* Directions:
[1] From the patent claims on data processing systems with optical communication modules, reproduce verbatim the passage starting with "4. The system" and going on through "data storage device.".
[2] According to the patent claims on data processing systems with optical communication modules, what is the motherboard configured to provide to the daughter card?

Data processing systems including optical communication modules

1. A system comprising: a housing comprising a bottom panel and a front panel, wherein the front panel is at an angle relative to the bottom panel in which the angle is in a range from 30° to 150°; a first circuit board positioned inside the housing, in which the first circuit board has a length, a width, and a thickness, wherein the length is at least twice the thickness, the width is at least twice the thickness, and the first circuit board has a first surface defined by the length and the width, wherein the first surface of the first circuit board is at a first angle relative to the bottom panel in which the first angle is in a range from 30° to 150°, wherein the first surface of the first circuit board is substantially parallel to the front panel or at a second angle relative to the front panel when the front panel is closed in which the second angle is less than 60°; a first data processing module electrically coupled to the first circuit board; and a first optical interconnect module electrically coupled to the first circuit board, in which the optical interconnect module is configured to receive first optical signals from a first optical link, convert the first optical signals to first electrical signals, and transmit the first electrical signals to the first data processing module.

2. The system of claim 1, comprising a second circuit board that has a length, a width, and a thickness, in which the length is at least twice the thickness, the width is at least twice the thickness, and the second circuit board has a first surface defined by the length and the width, wherein the first surface of the second circuit board is substantially parallel to the bottom panel or at an angle relative to the bottom panel in which the angle is less than 20°, and the second circuit board is electrically coupled to the first circuit board.

3. The system of claim 2 in which the second circuit board comprises a motherboard, the first circuit board comprises a daughter card, and the motherboard is configured to provide electrical power to the daughter card.

4. The system of claim 1 in which the front panel is spaced apart from the rear panel at a mean distance of at least 12 inches, and the first circuit board is spaced apart from the front panel at a mean distance of less than 4 inches.

5. The system of claim 1 in which the first data processing module comprises at least a network switch, a central processor unit, a graphics processor unit, a tensor processing unit, a neural network processor, an artificial intelligence accelerator, a digital signal processor, a microcontroller, an application specific integrated circuit (ASIC), or a data storage device.

* Dataset excerpts:
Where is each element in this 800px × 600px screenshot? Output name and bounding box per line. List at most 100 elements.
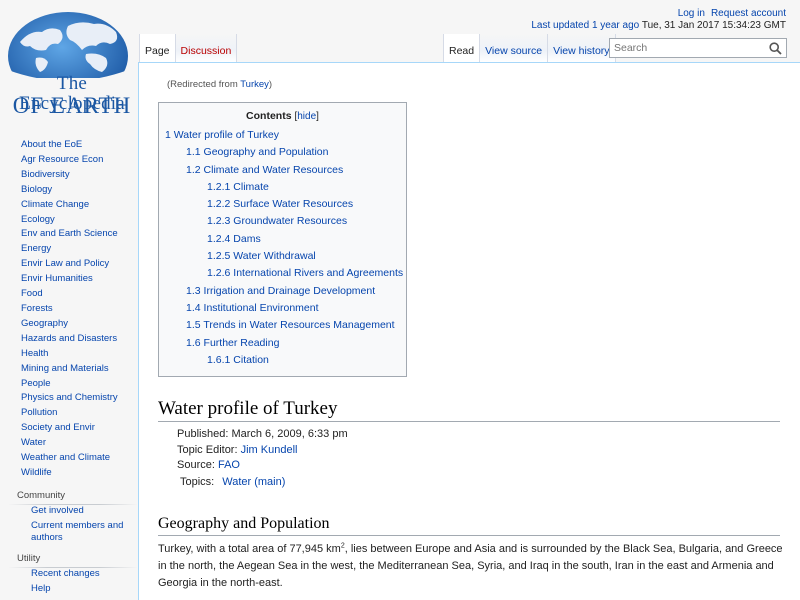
sidebar-item[interactable]: Wildlife bbox=[0, 466, 138, 481]
last-updated-link[interactable]: Last updated 1 year ago bbox=[531, 20, 639, 31]
toc-number: 1.5 bbox=[186, 319, 201, 332]
request-account-link[interactable]: Request account bbox=[711, 8, 786, 19]
toc-entry[interactable]: 1.2.3 Groundwater Resources bbox=[165, 213, 400, 230]
sidebar-item[interactable]: Climate Change bbox=[0, 198, 138, 213]
sidebar-item-ecology[interactable]: Ecology bbox=[21, 214, 55, 225]
sidebar-item-food[interactable]: Food bbox=[21, 288, 43, 299]
toc-entry[interactable]: 1.6 Further Reading bbox=[165, 335, 400, 352]
sidebar-item[interactable]: Biodiversity bbox=[0, 168, 138, 183]
sidebar-item[interactable]: Envir Humanities bbox=[0, 272, 138, 287]
sidebar-item-weather-climate[interactable]: Weather and Climate bbox=[21, 452, 110, 463]
sidebar-item[interactable]: Mining and Materials bbox=[0, 362, 138, 377]
toc-entry[interactable]: 1 Water profile of Turkey bbox=[165, 127, 400, 144]
sidebar-item-climate-change[interactable]: Climate Change bbox=[21, 199, 89, 210]
sidebar-item-biology[interactable]: Biology bbox=[21, 184, 52, 195]
sidebar-item-envir-law-policy[interactable]: Envir Law and Policy bbox=[21, 258, 109, 269]
sidebar-item-agr-resource-econ[interactable]: Agr Resource Econ bbox=[21, 154, 103, 165]
current-members-link[interactable]: Current members and authors bbox=[31, 520, 123, 543]
topics-link[interactable]: Water (main) bbox=[222, 476, 285, 488]
sidebar-item[interactable]: Envir Law and Policy bbox=[0, 257, 138, 272]
toc-number: 1.2 bbox=[186, 163, 201, 176]
toc-entry[interactable]: 1.1 Geography and Population bbox=[165, 144, 400, 161]
toc-entry[interactable]: 1.2.2 Surface Water Resources bbox=[165, 196, 400, 213]
get-involved-link[interactable]: Get involved bbox=[31, 505, 84, 516]
toc-entry[interactable]: 1.2.4 Dams bbox=[165, 231, 400, 248]
sidebar-item-water[interactable]: Water bbox=[21, 437, 46, 448]
search-input[interactable] bbox=[610, 39, 760, 57]
toc-entry[interactable]: 1.4 Institutional Environment bbox=[165, 300, 400, 317]
sidebar-item[interactable]: Current members and authors bbox=[0, 520, 138, 544]
published-label: Published: bbox=[177, 428, 232, 440]
toc-number: 1.6 bbox=[186, 336, 201, 349]
toc-number: 1.2.4 bbox=[207, 232, 231, 245]
tab-view-source-label: View source bbox=[485, 45, 543, 57]
last-updated-timestamp: Tue, 31 Jan 2017 15:34:23 GMT bbox=[641, 20, 786, 31]
sidebar-item[interactable]: Geography bbox=[0, 317, 138, 332]
sidebar-item[interactable]: Weather and Climate bbox=[0, 451, 138, 466]
toc-text: Water Withdrawal bbox=[233, 250, 316, 263]
sidebar-item-biodiversity[interactable]: Biodiversity bbox=[21, 169, 70, 180]
toc-entry[interactable]: 1.2.6 International Rivers and Agreement… bbox=[165, 265, 403, 282]
sidebar-item-mining-materials[interactable]: Mining and Materials bbox=[21, 363, 109, 374]
sidebar-item-env-earth-science[interactable]: Env and Earth Science bbox=[21, 228, 118, 239]
toc-number: 1.2.2 bbox=[207, 198, 231, 211]
sidebar-item-people[interactable]: People bbox=[21, 378, 51, 389]
sidebar-item[interactable]: Pollution bbox=[0, 406, 138, 421]
tab-discussion[interactable]: Discussion bbox=[175, 34, 238, 62]
tab-view-history[interactable]: View history bbox=[548, 34, 616, 62]
toc-entry[interactable]: 1.5 Trends in Water Resources Management bbox=[165, 317, 400, 334]
login-link[interactable]: Log in bbox=[678, 8, 705, 19]
sidebar-item-society-envir[interactable]: Society and Envir bbox=[21, 422, 95, 433]
sidebar-item-wildlife[interactable]: Wildlife bbox=[21, 467, 52, 478]
toc-entry[interactable]: 1.2 Climate and Water Resources bbox=[165, 162, 400, 179]
source-link[interactable]: FAO bbox=[218, 459, 240, 471]
sidebar-item[interactable]: Food bbox=[0, 287, 138, 302]
sidebar-item[interactable]: Society and Envir bbox=[0, 421, 138, 436]
tab-page-label: Page bbox=[145, 45, 170, 57]
sidebar-item[interactable]: Forests bbox=[0, 302, 138, 317]
toc-hide-link[interactable]: hide bbox=[297, 111, 316, 122]
sidebar-item[interactable]: Biology bbox=[0, 183, 138, 198]
recent-changes-link[interactable]: Recent changes bbox=[31, 568, 100, 579]
sidebar-item[interactable]: Env and Earth Science bbox=[0, 227, 138, 242]
sidebar-item[interactable]: Energy bbox=[0, 242, 138, 257]
personal-tools: Log in Request account Last updated 1 yea… bbox=[531, 8, 786, 32]
toc-text: Irrigation and Drainage Development bbox=[203, 284, 376, 297]
sidebar-item[interactable]: People bbox=[0, 377, 138, 392]
sidebar-item-envir-humanities[interactable]: Envir Humanities bbox=[21, 273, 93, 284]
editor-row: Topic Editor: Jim Kundell bbox=[177, 443, 348, 459]
toc-entry[interactable]: 1.2.5 Water Withdrawal bbox=[165, 248, 400, 265]
sidebar-item-about-eoe[interactable]: About the EoE bbox=[21, 139, 82, 150]
sidebar-item[interactable]: Water bbox=[0, 436, 138, 451]
sidebar-item[interactable]: Agr Resource Econ bbox=[0, 153, 138, 168]
sidebar-item[interactable]: Recent changes bbox=[0, 568, 138, 580]
sidebar-item-geography[interactable]: Geography bbox=[21, 318, 68, 329]
toc-title-row: Contents [hide] bbox=[165, 109, 400, 124]
sidebar-item-forests[interactable]: Forests bbox=[21, 303, 53, 314]
sidebar-item-physics-chemistry[interactable]: Physics and Chemistry bbox=[21, 392, 118, 403]
editor-link[interactable]: Jim Kundell bbox=[241, 444, 298, 456]
tab-view-source[interactable]: View source bbox=[480, 34, 549, 62]
sidebar-item[interactable]: Get involved bbox=[0, 505, 138, 517]
toc-title: Contents bbox=[246, 110, 292, 122]
search-icon[interactable] bbox=[769, 42, 782, 55]
sidebar-item[interactable]: Physics and Chemistry bbox=[0, 391, 138, 406]
sidebar-item[interactable]: Health bbox=[0, 347, 138, 362]
toc-entry[interactable]: 1.2.1 Climate bbox=[165, 179, 400, 196]
tab-page[interactable]: Page bbox=[139, 34, 176, 62]
sidebar-item-health[interactable]: Health bbox=[21, 348, 48, 359]
sidebar-item[interactable]: Help bbox=[0, 583, 138, 595]
site-logo[interactable]: The Encyclopedia OF EARTH bbox=[6, 12, 130, 118]
toc-entry[interactable]: 1.6.1 Citation bbox=[165, 352, 400, 369]
sidebar-item[interactable]: Ecology bbox=[0, 213, 138, 228]
topics-row: Topics: Water (main) bbox=[177, 475, 348, 491]
redirect-link[interactable]: Turkey bbox=[240, 79, 269, 90]
help-link[interactable]: Help bbox=[31, 583, 51, 594]
sidebar-item[interactable]: Hazards and Disasters bbox=[0, 332, 138, 347]
tab-read[interactable]: Read bbox=[443, 34, 481, 62]
sidebar-item-pollution[interactable]: Pollution bbox=[21, 407, 57, 418]
toc-entry[interactable]: 1.3 Irrigation and Drainage Development bbox=[165, 283, 400, 300]
sidebar-item[interactable]: About the EoE bbox=[0, 138, 138, 153]
sidebar-item-energy[interactable]: Energy bbox=[21, 243, 51, 254]
sidebar-item-hazards-disasters[interactable]: Hazards and Disasters bbox=[21, 333, 117, 344]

* Answers given:
[1]
4. The system of claim 1 in which the front panel is spaced apart from the rear panel at a mean distance of at least 12 inches, and the first circuit board is spaced apart from the front panel at a mean distance of less than 4 inches.

5. The system of claim 1 in which the first data processing module comprises at least a network switch, a central processor unit, a graphics processor unit, a tensor processing unit, a neural network processor, an artificial intelligence accelerator, a digital signal processor, a microcontroller, an application specific integrated circuit (ASIC), or a data storage device.

[2] Electrical power.